- [WORK INSTRUCTIONS] Every entry should be repeated exactly. Omit the pictures.

(Stored dataset items)
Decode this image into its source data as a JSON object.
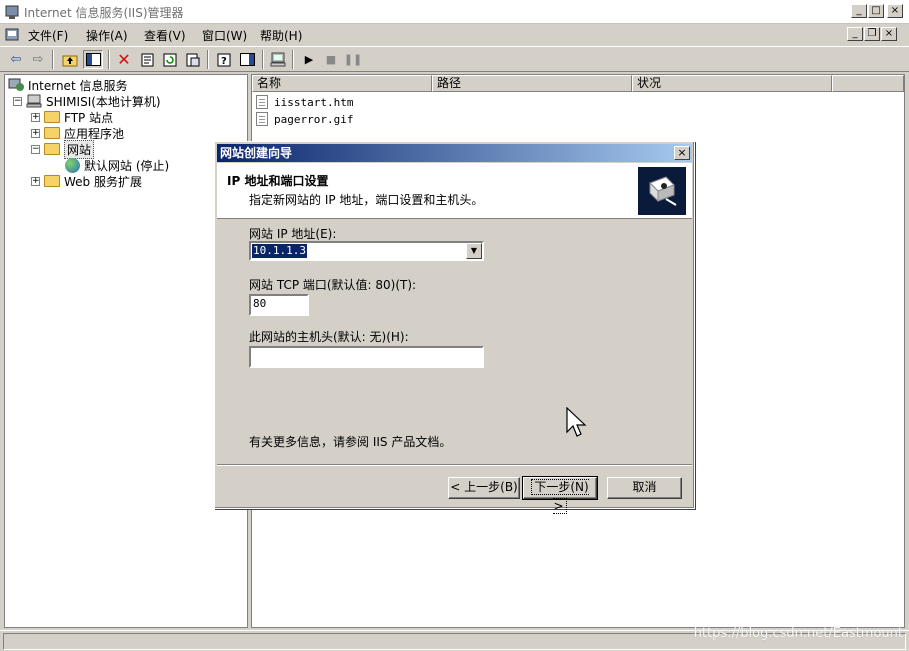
{
  "window": {
    "title": "Internet 信息服务(IIS)管理器",
    "buttons": [
      "_",
      "□",
      "×"
    ]
  },
  "menu": {
    "items": [
      "文件(F)",
      "操作(A)",
      "查看(V)",
      "窗口(W)",
      "帮助(H)"
    ],
    "mdi_buttons": [
      "_",
      "❐",
      "×"
    ]
  },
  "toolbar": {
    "icons": [
      "back-icon",
      "forward-icon",
      "up-folder-icon",
      "show-tree-icon",
      "delete-icon",
      "properties-icon",
      "refresh-icon",
      "export-icon",
      "help-icon",
      "console-icon",
      "computer-icon",
      "play-icon",
      "stop-icon",
      "pause-icon"
    ]
  },
  "tree": {
    "root": "Internet 信息服务",
    "computer": "SHIMISI(本地计算机)",
    "items": [
      "FTP 站点",
      "应用程序池",
      "网站",
      "默认网站 (停止)",
      "Web 服务扩展"
    ],
    "expanders": [
      "−",
      "+",
      "+",
      "−",
      "+"
    ]
  },
  "list": {
    "columns": [
      "名称",
      "路径",
      "状况"
    ],
    "files": [
      "iisstart.htm",
      "pagerror.gif"
    ]
  },
  "dialog": {
    "title": "网站创建向导",
    "close": "×",
    "heading": "IP 地址和端口设置",
    "subheading": "指定新网站的 IP 地址，端口设置和主机头。",
    "ip_label": "网站 IP 地址(E):",
    "ip_value": "10.1.1.3",
    "port_label": "网站 TCP 端口(默认值: 80)(T):",
    "port_value": "80",
    "host_label": "此网站的主机头(默认: 无)(H):",
    "host_value": "",
    "info": "有关更多信息，请参阅 IIS 产品文档。",
    "back_button": "< 上一步(B)",
    "next_button": "下一步(N) >",
    "cancel_button": "取消"
  },
  "watermark": "https://blog.csdn.net/Eastmount"
}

- [TASK ANSWER]
Decode this image into its source data as a JSON object.
{
  "window": {
    "title": "Internet 信息服务(IIS)管理器",
    "buttons": [
      "_",
      "□",
      "×"
    ]
  },
  "menu": {
    "items": [
      "文件(F)",
      "操作(A)",
      "查看(V)",
      "窗口(W)",
      "帮助(H)"
    ],
    "mdi_buttons": [
      "_",
      "❐",
      "×"
    ]
  },
  "toolbar": {
    "icons": [
      "back-icon",
      "forward-icon",
      "up-folder-icon",
      "show-tree-icon",
      "delete-icon",
      "properties-icon",
      "refresh-icon",
      "export-icon",
      "help-icon",
      "console-icon",
      "computer-icon",
      "play-icon",
      "stop-icon",
      "pause-icon"
    ]
  },
  "tree": {
    "root": "Internet 信息服务",
    "computer": "SHIMISI(本地计算机)",
    "items": [
      "FTP 站点",
      "应用程序池",
      "网站",
      "默认网站 (停止)",
      "Web 服务扩展"
    ],
    "expanders": [
      "−",
      "+",
      "+",
      "−",
      "+"
    ]
  },
  "list": {
    "columns": [
      "名称",
      "路径",
      "状况"
    ],
    "files": [
      "iisstart.htm",
      "pagerror.gif"
    ]
  },
  "dialog": {
    "title": "网站创建向导",
    "close": "×",
    "heading": "IP 地址和端口设置",
    "subheading": "指定新网站的 IP 地址，端口设置和主机头。",
    "ip_label": "网站 IP 地址(E):",
    "ip_value": "10.1.1.3",
    "port_label": "网站 TCP 端口(默认值: 80)(T):",
    "port_value": "80",
    "host_label": "此网站的主机头(默认: 无)(H):",
    "host_value": "",
    "info": "有关更多信息，请参阅 IIS 产品文档。",
    "back_button": "< 上一步(B)",
    "next_button": "下一步(N) >",
    "cancel_button": "取消"
  },
  "watermark": "https://blog.csdn.net/Eastmount"
}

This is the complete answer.